◆ Provided material ◆
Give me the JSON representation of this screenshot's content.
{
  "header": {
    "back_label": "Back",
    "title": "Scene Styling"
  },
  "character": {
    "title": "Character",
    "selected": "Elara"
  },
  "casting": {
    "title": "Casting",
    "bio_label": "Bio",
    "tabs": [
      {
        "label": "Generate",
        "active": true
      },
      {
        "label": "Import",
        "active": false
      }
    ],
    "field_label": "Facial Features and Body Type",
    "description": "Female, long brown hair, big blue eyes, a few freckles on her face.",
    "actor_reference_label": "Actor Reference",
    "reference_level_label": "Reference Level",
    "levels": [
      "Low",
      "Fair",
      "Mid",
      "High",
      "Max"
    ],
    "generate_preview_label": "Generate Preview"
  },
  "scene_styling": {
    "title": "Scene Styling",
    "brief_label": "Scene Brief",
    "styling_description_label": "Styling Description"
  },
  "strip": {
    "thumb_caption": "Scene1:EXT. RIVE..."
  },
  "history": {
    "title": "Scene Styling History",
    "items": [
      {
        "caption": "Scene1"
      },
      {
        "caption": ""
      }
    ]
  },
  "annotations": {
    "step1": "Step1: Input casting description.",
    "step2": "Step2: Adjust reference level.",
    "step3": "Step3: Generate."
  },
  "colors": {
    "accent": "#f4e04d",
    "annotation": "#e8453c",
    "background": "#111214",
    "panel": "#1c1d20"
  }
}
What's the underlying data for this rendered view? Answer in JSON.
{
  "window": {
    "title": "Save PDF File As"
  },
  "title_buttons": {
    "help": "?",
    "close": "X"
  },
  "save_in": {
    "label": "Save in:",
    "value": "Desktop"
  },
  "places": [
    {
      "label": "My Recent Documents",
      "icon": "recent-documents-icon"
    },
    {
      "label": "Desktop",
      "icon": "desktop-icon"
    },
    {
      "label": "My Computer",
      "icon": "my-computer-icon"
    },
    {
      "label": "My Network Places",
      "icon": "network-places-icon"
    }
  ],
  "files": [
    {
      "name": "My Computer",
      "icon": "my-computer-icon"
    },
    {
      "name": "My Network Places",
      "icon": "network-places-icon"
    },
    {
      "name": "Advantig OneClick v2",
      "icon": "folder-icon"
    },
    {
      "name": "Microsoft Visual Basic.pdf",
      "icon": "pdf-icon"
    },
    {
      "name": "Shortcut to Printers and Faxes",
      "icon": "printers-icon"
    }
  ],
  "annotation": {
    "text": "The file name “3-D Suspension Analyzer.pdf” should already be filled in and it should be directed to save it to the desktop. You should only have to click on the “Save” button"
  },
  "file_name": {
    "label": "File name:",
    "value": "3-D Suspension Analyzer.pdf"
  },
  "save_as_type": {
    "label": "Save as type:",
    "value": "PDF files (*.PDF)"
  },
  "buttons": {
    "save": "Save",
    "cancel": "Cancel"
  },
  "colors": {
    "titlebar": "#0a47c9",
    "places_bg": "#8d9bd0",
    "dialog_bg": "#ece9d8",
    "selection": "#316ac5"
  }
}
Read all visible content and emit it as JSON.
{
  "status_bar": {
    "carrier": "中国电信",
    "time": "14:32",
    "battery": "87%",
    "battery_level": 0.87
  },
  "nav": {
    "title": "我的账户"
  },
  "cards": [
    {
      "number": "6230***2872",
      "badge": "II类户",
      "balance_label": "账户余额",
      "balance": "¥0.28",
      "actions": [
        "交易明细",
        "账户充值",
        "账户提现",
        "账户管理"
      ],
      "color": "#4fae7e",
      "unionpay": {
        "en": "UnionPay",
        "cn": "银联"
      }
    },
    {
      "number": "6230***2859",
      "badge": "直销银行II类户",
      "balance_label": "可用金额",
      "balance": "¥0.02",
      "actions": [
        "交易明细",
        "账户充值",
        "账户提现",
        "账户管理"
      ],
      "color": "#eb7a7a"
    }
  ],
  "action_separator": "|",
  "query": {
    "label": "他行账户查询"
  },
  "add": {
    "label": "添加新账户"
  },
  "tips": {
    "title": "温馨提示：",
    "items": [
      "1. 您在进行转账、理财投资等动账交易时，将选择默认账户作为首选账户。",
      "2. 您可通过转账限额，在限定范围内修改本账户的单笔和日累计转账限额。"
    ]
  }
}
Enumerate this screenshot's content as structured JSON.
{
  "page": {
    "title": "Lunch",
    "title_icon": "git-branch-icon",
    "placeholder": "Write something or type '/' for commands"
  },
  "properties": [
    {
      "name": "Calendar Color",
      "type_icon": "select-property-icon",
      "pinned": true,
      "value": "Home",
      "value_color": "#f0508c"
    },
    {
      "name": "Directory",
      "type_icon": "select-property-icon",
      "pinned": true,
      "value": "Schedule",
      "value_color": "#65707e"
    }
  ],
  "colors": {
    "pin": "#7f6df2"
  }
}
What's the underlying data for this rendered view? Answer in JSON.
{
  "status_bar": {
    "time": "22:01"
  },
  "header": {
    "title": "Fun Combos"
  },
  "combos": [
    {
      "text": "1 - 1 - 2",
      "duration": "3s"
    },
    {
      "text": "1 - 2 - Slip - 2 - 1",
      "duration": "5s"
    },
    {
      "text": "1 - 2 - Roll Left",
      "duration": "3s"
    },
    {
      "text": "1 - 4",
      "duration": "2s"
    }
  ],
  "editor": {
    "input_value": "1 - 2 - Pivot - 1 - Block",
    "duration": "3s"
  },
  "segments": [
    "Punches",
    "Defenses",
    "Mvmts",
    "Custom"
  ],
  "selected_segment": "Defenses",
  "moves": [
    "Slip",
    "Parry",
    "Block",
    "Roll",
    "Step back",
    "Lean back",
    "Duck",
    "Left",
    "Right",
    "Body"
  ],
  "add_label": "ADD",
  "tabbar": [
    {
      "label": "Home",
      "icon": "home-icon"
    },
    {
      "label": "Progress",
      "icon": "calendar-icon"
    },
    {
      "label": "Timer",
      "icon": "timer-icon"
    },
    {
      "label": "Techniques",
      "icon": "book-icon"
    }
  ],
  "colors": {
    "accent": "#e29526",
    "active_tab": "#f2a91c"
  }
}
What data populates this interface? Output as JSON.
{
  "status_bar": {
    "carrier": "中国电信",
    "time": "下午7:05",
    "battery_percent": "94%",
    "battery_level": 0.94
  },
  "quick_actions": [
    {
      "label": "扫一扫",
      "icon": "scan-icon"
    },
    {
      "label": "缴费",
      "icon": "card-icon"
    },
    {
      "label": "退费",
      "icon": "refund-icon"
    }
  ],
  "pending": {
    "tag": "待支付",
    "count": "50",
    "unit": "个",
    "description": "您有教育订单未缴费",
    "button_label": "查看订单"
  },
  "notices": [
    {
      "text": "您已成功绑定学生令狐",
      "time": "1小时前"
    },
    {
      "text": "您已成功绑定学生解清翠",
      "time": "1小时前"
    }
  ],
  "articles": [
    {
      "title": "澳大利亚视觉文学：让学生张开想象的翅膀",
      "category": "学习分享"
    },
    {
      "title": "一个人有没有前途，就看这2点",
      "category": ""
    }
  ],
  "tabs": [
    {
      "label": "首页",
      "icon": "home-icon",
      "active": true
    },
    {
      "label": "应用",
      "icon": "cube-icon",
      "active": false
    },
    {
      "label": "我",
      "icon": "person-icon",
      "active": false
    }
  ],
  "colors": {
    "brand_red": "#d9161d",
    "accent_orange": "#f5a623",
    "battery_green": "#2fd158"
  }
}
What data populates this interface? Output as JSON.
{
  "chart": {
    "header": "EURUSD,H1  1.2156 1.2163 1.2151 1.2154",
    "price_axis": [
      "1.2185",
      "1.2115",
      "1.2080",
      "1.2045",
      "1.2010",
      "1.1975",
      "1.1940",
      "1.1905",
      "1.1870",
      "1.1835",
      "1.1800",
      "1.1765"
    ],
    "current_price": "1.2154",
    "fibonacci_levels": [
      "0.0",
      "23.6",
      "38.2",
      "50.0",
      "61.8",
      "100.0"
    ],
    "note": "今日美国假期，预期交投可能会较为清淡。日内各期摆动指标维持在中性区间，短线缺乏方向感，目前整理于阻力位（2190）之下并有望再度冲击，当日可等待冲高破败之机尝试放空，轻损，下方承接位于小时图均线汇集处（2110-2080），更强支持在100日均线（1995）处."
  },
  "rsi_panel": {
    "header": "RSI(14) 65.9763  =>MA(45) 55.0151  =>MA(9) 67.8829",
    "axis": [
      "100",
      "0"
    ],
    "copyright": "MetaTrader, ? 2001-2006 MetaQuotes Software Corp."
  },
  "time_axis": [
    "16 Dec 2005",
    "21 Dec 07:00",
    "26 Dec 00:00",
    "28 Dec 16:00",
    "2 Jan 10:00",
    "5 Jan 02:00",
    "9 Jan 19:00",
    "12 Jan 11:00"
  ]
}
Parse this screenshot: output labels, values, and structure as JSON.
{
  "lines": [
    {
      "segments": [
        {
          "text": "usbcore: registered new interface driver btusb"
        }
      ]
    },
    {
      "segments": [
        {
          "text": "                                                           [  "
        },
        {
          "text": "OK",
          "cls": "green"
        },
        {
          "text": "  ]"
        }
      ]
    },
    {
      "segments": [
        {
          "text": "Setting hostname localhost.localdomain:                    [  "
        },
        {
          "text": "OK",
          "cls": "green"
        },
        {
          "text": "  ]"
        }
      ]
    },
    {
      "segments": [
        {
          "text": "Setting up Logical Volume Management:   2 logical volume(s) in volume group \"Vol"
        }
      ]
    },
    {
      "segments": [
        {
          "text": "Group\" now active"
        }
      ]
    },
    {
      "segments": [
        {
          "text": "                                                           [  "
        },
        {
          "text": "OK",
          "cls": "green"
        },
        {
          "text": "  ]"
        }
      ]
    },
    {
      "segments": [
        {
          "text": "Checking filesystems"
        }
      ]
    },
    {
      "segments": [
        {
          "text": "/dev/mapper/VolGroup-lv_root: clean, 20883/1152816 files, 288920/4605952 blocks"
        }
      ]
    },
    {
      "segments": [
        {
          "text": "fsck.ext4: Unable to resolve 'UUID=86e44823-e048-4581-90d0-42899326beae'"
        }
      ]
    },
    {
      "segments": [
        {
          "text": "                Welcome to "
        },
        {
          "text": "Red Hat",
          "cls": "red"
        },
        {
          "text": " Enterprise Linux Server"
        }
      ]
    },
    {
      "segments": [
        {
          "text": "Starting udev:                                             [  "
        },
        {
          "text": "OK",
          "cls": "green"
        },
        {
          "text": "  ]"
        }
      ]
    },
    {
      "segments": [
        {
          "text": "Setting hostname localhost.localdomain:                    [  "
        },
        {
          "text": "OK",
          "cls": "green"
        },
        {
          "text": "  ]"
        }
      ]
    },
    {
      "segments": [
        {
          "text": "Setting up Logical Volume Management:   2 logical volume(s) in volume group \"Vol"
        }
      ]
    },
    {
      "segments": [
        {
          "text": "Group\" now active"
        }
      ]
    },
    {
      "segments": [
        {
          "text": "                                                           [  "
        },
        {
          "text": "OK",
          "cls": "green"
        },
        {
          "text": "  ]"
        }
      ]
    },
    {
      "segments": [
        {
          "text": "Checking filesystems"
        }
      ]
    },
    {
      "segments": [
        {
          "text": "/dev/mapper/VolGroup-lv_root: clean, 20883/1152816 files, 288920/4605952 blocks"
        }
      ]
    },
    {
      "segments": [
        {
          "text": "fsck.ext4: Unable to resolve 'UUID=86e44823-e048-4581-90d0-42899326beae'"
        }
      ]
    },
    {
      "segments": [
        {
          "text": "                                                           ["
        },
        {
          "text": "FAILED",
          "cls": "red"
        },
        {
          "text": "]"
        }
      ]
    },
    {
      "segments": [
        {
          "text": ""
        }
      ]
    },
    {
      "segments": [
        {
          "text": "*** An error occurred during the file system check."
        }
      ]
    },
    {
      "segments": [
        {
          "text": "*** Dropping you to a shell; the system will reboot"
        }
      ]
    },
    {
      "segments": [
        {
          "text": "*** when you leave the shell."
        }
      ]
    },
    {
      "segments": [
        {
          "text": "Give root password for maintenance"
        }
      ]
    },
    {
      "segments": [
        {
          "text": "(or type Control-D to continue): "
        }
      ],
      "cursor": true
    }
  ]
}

◆ Written request ◆
Extract, from the material above, each line holding the word "Analyzer".

◆ Exercise result ◆
    "text": "The file name “3-D Suspension Analyzer.pdf” should already be filled in and it should be directed to save it to the desktop. You should only have to click on the “Save” button"
    "value": "3-D Suspension Analyzer.pdf"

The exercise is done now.